__Supplied material__
※

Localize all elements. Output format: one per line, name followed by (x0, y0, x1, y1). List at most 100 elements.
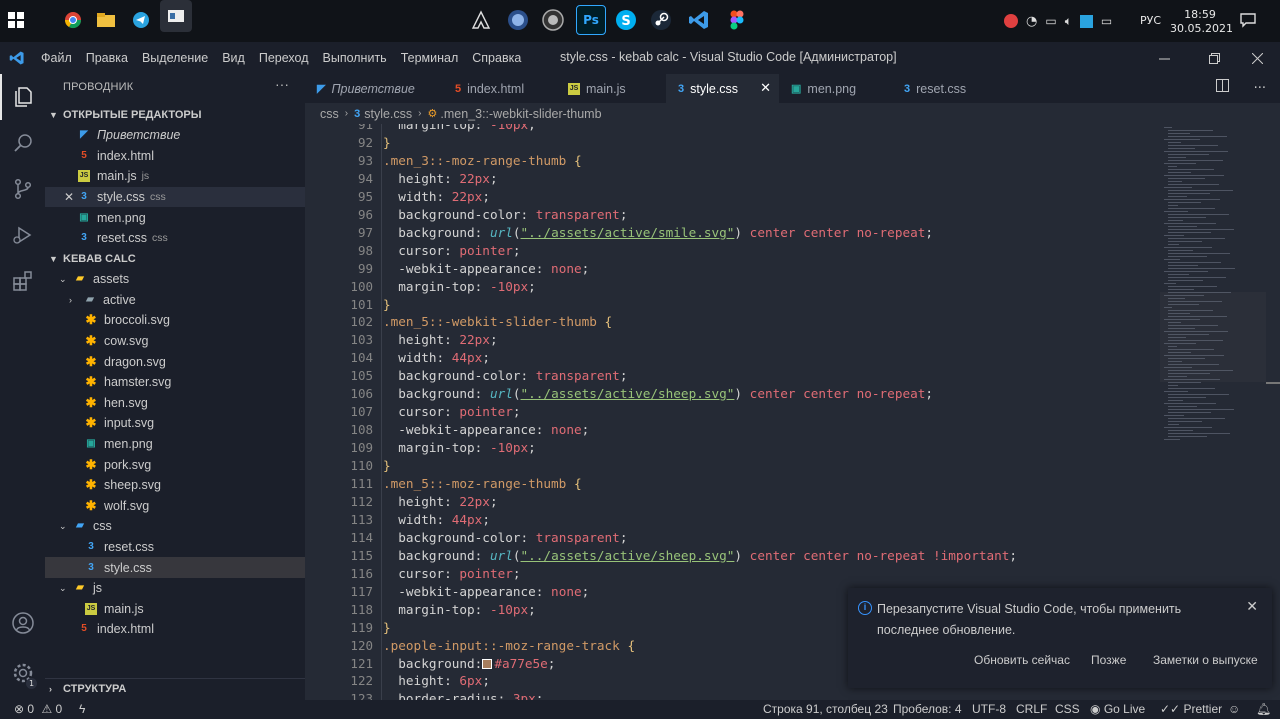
telegram-icon[interactable] (126, 5, 156, 35)
indentation[interactable]: Пробелов: 4 (893, 702, 962, 716)
notifications-bell-icon[interactable]: 🔔︎ (1256, 702, 1271, 716)
open-editor-welcome[interactable]: ◤ Приветствие (45, 125, 305, 146)
code-line[interactable]: margin-top: -10px; (383, 601, 536, 619)
open-editor-reset-css[interactable]: 3 reset.css css (45, 228, 305, 249)
code-line[interactable]: cursor: pointer; (383, 565, 520, 583)
split-editor-icon[interactable] (1216, 79, 1230, 96)
minimap[interactable] (1160, 124, 1266, 444)
menu-help[interactable]: Справка (465, 51, 528, 65)
file-style-css[interactable]: 3 style.css (45, 557, 305, 578)
tab-index-html[interactable]: 5 index.html (443, 74, 556, 103)
code-line[interactable]: } (383, 619, 391, 637)
wifi-icon[interactable]: ◔ (1026, 14, 1037, 29)
release-notes-button[interactable]: Заметки о выпуске (1153, 653, 1258, 667)
open-editor-index-html[interactable]: 5 index.html (45, 146, 305, 167)
code-line[interactable]: cursor: pointer; (383, 242, 520, 260)
file-hamster-svg[interactable]: ✱ hamster.svg (45, 372, 305, 393)
update-now-button[interactable]: Обновить сейчас (974, 653, 1070, 667)
code-line[interactable]: } (383, 134, 391, 152)
close-notification-icon[interactable]: ✕ (1246, 598, 1258, 615)
tab-men-png[interactable]: ▣ men.png (779, 74, 892, 103)
tab-reset-css[interactable]: 3 reset.css (892, 74, 1005, 103)
volume-icon[interactable]: 🔈︎ (1065, 14, 1072, 29)
settings-gear-icon[interactable]: 1 (0, 650, 45, 696)
extensions-icon[interactable] (0, 258, 45, 304)
code-line[interactable]: margin-top: -10px; (383, 278, 536, 296)
more-actions-icon[interactable]: ··· (275, 76, 289, 92)
structure-header[interactable]: › СТРУКТУРА (45, 678, 305, 699)
file-hen-svg[interactable]: ✱ hen.svg (45, 393, 305, 414)
encoding[interactable]: UTF-8 (972, 702, 1006, 716)
source-control-icon[interactable] (0, 166, 45, 212)
live-share-icon[interactable]: ϟ (79, 702, 85, 716)
folder-active[interactable]: › ▰ active (45, 290, 305, 311)
code-line[interactable]: background: url("../assets/active/sheep.… (383, 385, 933, 403)
tab-welcome[interactable]: ◤ Приветствие (305, 74, 443, 103)
minimap-slider[interactable] (1160, 292, 1266, 382)
file-index-html[interactable]: 5 index.html (45, 619, 305, 640)
clock[interactable]: 18:59 30.05.2021 (1170, 8, 1233, 36)
code-line[interactable]: height: 22px; (383, 331, 497, 349)
inkscape-icon[interactable] (466, 5, 496, 35)
feedback-icon[interactable]: ☺ (1228, 702, 1240, 716)
tab-main-js[interactable]: JS main.js (556, 74, 666, 103)
app-tray-icon[interactable] (1079, 14, 1093, 28)
open-editors-header[interactable]: ▼ ОТКРЫТЫЕ РЕДАКТОРЫ (45, 104, 305, 125)
language-mode[interactable]: CSS (1055, 702, 1080, 716)
menu-file[interactable]: Файл (34, 51, 79, 65)
code-line[interactable]: background: url("../assets/active/smile.… (383, 224, 933, 242)
close-tab-icon[interactable]: ✕ (760, 80, 771, 96)
file-pork-svg[interactable]: ✱ pork.svg (45, 454, 305, 475)
code-line[interactable]: width: 22px; (383, 188, 490, 206)
code-line[interactable]: border-radius: 3px; (383, 690, 543, 700)
chrome-icon[interactable] (58, 5, 88, 35)
code-line[interactable]: width: 44px; (383, 349, 490, 367)
code-line[interactable]: -webkit-appearance: none; (383, 421, 589, 439)
menu-run[interactable]: Выполнить (316, 51, 394, 65)
obs-icon[interactable] (538, 5, 568, 35)
code-line[interactable]: background: #a77e5e; (383, 655, 555, 673)
accounts-icon[interactable] (0, 600, 45, 646)
folder-js[interactable]: ⌄ ▰ js (45, 578, 305, 599)
file-main-js[interactable]: JS main.js (45, 599, 305, 620)
code-line[interactable]: background-color: transparent; (383, 367, 627, 385)
file-sheep-svg[interactable]: ✱ sheep.svg (45, 475, 305, 496)
code-line[interactable]: .men_5::-webkit-slider-thumb { (383, 313, 612, 331)
file-broccoli-svg[interactable]: ✱ broccoli.svg (45, 310, 305, 331)
file-dragon-svg[interactable]: ✱ dragon.svg (45, 351, 305, 372)
explorer-icon[interactable] (0, 74, 45, 120)
skype-icon[interactable]: S (611, 5, 641, 35)
code-line[interactable]: background: url("../assets/active/sheep.… (383, 547, 1017, 565)
notification-badge-icon[interactable] (1004, 14, 1018, 28)
code-line[interactable]: .people-input::-moz-range-track { (383, 637, 635, 655)
folder-css[interactable]: ⌄ ▰ css (45, 516, 305, 537)
code-line[interactable]: -webkit-appearance: none; (383, 583, 589, 601)
open-editor-main-js[interactable]: JS main.js js (45, 166, 305, 187)
search-icon[interactable] (0, 120, 45, 166)
code-line[interactable]: height: 22px; (383, 493, 497, 511)
breadcrumb-symbol[interactable]: .men_3::-webkit-slider-thumb (440, 107, 601, 121)
code-line[interactable]: .men_5::-moz-range-thumb { (383, 475, 582, 493)
photoshop-icon[interactable]: Ps (576, 5, 606, 35)
code-line[interactable]: cursor: pointer; (383, 403, 520, 421)
code-line[interactable]: } (383, 296, 391, 314)
prettier-button[interactable]: ✓✓ Prettier (1160, 702, 1222, 716)
network-icon[interactable]: ▭ (1045, 14, 1056, 28)
file-reset-css[interactable]: 3 reset.css (45, 537, 305, 558)
code-line[interactable]: width: 44px; (383, 511, 490, 529)
go-live-button[interactable]: ◉ Go Live (1090, 702, 1145, 716)
close-window-button[interactable] (1234, 42, 1280, 74)
steam-icon[interactable] (646, 5, 676, 35)
code-line[interactable]: background-color: transparent; (383, 206, 627, 224)
figma-icon[interactable] (722, 5, 752, 35)
code-line[interactable]: margin-top: -10px; (383, 124, 536, 134)
menu-view[interactable]: Вид (215, 51, 252, 65)
folder-assets[interactable]: ⌄ ▰ assets (45, 269, 305, 290)
close-editor-icon[interactable]: ✕ (64, 190, 78, 204)
app-window-icon[interactable] (160, 0, 192, 32)
file-men-png[interactable]: ▣ men.png (45, 434, 305, 455)
end-of-line[interactable]: CRLF (1016, 702, 1047, 716)
cinema4d-icon[interactable] (503, 5, 533, 35)
code-line[interactable]: .men_3::-moz-range-thumb { (383, 152, 582, 170)
breadcrumb-folder[interactable]: css (320, 107, 339, 121)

※

__Work to complete__
Please update the lines from the line with "telegram-icon[interactable] (126, 5, 156, 35)" to the line with "wifi-icon[interactable]: ◔ (1026, 14, 1037, 29)", replacing "code-line" with "source-line" and keeping everything else unchanged. Give only those lines.

__Worked answer__
telegram-icon[interactable] (126, 5, 156, 35)
indentation[interactable]: Пробелов: 4 (893, 702, 962, 716)
notifications-bell-icon[interactable]: 🔔︎ (1256, 702, 1271, 716)
open-editor-welcome[interactable]: ◤ Приветствие (45, 125, 305, 146)
source-line[interactable]: margin-top: -10px; (383, 601, 536, 619)
open-editor-reset-css[interactable]: 3 reset.css css (45, 228, 305, 249)
source-line[interactable]: cursor: pointer; (383, 565, 520, 583)
split-editor-icon[interactable] (1216, 79, 1230, 96)
minimap[interactable] (1160, 124, 1266, 444)
menu-help[interactable]: Справка (465, 51, 528, 65)
file-style-css[interactable]: 3 style.css (45, 557, 305, 578)
tab-index-html[interactable]: 5 index.html (443, 74, 556, 103)
source-line[interactable]: } (383, 619, 391, 637)
wifi-icon[interactable]: ◔ (1026, 14, 1037, 29)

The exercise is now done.